Metin bölümü
○ ○ ○ ○ ○ ○ ○

8 Kasım 2012 Perşembe
5 Kasım 2012 Pazartesi
EBRU DAN EBRU
Adımın sanatını denedim bugün inanılmaz zevkli ve kolay.Hep hayran hayran izlerdim yapılan çalışmaları ama büyük bir zevkle deneme fırsatını buldum.Okuldaki resim öğretmenimiz sayesinde Herhalde ara ara gidip Ebru yapmak alışkanlık yaratacak .Renklerin ahenkle dans edişi onlara hükmedebilmek ,sonrada eserini kağıda alabilmek seyrine doyulmaz bir zevk .
4 Kasım 2012 Pazar
GOBLEN VE BEN
Profilimde de yeralıyor goblen tutkunu olduğum .Nihayet elimde olan goblenimi çerçevelettim.Duramıyorum bir hobi ile uğraşmadan.Yapılışı biraz sabır gerektiriyor ama sonuç mükemmel.Birini bitiriyorum sonrakini daha bitmeden hayal ediyorum.Bence her insanın bir hobisi olmalı bazen kaçıvermeli hayatın yorucu temposundan.Takılıvermeli yaratıcılık uçurtmasına... Herkeze tavsiye ederim.

○ ○ ○ ○ ○ ○ ○

Verilen satırlar
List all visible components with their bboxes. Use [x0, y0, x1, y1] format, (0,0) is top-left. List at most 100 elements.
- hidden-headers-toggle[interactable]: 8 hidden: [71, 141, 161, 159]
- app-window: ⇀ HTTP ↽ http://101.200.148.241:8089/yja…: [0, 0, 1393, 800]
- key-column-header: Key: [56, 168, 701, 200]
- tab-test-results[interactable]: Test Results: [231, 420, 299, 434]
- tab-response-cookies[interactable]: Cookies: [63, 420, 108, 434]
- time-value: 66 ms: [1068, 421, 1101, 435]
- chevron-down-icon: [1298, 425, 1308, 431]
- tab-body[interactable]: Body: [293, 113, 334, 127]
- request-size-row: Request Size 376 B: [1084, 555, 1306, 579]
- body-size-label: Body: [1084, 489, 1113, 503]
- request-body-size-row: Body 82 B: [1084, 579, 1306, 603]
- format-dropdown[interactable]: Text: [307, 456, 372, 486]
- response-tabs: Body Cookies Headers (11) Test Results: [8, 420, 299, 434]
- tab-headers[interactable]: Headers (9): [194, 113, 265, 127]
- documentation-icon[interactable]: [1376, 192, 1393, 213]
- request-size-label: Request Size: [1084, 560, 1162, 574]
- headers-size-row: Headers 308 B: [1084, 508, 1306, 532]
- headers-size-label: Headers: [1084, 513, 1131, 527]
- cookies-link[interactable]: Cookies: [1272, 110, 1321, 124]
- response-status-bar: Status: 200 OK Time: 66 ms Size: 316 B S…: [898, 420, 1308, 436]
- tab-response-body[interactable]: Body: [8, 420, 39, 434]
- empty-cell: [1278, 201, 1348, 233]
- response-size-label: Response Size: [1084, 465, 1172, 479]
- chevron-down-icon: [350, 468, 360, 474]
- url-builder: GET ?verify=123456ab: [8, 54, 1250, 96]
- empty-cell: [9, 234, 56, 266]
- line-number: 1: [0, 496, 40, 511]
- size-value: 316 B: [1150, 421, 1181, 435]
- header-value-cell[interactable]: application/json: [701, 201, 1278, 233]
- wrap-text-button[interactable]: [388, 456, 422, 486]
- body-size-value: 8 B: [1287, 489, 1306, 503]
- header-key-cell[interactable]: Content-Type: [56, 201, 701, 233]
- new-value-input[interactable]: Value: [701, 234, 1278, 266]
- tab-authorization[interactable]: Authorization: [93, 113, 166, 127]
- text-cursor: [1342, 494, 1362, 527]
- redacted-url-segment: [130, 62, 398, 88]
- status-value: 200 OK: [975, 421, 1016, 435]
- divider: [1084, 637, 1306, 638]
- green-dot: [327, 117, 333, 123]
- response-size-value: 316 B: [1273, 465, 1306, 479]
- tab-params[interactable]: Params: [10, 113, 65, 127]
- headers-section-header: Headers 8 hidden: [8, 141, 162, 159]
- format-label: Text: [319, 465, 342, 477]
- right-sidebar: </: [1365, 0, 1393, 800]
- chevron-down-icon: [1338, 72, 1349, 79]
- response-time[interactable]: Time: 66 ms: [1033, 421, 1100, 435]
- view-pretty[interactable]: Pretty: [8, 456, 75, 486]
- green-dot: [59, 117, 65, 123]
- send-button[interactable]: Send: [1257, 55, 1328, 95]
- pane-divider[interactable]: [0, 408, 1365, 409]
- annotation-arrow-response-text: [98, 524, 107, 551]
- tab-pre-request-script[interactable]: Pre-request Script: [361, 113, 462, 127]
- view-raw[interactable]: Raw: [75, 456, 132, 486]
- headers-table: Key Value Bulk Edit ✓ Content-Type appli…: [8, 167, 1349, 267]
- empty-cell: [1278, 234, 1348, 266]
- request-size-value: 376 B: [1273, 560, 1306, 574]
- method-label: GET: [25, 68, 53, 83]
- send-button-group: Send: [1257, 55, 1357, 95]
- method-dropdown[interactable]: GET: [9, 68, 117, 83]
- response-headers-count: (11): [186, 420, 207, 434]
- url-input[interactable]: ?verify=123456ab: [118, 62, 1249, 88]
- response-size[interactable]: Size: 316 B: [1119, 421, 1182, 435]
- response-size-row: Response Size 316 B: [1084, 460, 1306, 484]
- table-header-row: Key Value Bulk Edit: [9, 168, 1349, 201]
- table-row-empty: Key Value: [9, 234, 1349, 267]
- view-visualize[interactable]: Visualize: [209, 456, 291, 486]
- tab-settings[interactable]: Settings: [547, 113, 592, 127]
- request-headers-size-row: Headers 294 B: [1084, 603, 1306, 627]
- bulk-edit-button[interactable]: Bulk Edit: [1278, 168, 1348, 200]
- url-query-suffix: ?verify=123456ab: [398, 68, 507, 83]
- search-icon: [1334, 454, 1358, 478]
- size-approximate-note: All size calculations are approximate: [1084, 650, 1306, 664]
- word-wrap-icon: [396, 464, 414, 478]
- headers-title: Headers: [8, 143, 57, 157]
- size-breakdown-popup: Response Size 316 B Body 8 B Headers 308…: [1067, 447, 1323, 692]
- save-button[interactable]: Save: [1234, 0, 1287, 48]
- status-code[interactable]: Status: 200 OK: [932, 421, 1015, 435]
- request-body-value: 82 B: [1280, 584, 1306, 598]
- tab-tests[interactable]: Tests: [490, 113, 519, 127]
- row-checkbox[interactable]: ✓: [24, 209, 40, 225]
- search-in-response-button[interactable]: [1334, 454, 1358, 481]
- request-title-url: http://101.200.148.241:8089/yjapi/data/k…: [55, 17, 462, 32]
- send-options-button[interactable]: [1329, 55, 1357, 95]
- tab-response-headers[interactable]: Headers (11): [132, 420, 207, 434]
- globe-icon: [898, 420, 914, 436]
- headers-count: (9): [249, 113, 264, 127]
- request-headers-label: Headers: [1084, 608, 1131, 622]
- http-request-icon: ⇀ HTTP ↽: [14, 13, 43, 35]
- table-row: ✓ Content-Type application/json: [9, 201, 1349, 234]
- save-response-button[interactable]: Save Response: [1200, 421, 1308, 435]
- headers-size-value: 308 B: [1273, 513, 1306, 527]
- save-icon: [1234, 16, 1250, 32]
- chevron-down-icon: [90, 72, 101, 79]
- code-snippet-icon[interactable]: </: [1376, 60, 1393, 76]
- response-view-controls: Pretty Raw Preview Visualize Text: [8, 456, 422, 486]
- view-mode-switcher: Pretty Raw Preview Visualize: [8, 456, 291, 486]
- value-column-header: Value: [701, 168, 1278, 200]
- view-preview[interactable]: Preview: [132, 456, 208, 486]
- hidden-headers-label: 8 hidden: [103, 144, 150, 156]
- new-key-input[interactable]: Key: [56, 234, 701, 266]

○ ○ ○ ○ ○ ○ ○

Görev yönergesi
Goblenle ilgili yazıya göre yazar elindeki gobleni ne yaptırmış?

Yanıt
Elindeki goblenini çerçeveletmiş.